== Task goal ==
Scan the data below and pick out the lines containing the word "highlight".

───

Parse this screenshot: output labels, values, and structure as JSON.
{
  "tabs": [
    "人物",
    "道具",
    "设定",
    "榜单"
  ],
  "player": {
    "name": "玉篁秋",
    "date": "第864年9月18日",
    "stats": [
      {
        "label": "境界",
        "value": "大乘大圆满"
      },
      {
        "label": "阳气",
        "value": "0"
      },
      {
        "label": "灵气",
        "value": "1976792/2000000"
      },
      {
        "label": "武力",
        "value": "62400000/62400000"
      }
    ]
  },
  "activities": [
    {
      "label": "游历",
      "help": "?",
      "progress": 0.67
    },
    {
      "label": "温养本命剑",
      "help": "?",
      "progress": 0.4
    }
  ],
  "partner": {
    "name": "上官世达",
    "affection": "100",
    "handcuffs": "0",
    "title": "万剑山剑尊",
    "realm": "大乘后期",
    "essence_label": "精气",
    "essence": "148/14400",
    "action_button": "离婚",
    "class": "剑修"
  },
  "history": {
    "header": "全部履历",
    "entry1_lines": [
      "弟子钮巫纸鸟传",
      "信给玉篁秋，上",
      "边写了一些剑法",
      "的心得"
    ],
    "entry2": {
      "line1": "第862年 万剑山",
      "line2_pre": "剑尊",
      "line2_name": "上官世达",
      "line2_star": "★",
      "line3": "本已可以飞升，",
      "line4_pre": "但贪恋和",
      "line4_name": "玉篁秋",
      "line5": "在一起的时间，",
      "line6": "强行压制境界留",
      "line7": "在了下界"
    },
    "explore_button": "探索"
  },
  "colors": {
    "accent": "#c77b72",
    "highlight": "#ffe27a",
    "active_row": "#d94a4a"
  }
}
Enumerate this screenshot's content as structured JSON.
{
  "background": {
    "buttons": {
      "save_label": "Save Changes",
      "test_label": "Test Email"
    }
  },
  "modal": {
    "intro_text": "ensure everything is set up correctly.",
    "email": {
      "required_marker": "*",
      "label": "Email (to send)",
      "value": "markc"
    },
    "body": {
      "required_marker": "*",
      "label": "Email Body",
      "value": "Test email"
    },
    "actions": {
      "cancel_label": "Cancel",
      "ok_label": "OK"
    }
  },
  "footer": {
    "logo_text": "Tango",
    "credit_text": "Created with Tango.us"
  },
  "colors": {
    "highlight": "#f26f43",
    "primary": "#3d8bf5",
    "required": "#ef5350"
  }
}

───

== Task answer ==
    "highlight": "#ffe27a",
    "highlight": "#f26f43",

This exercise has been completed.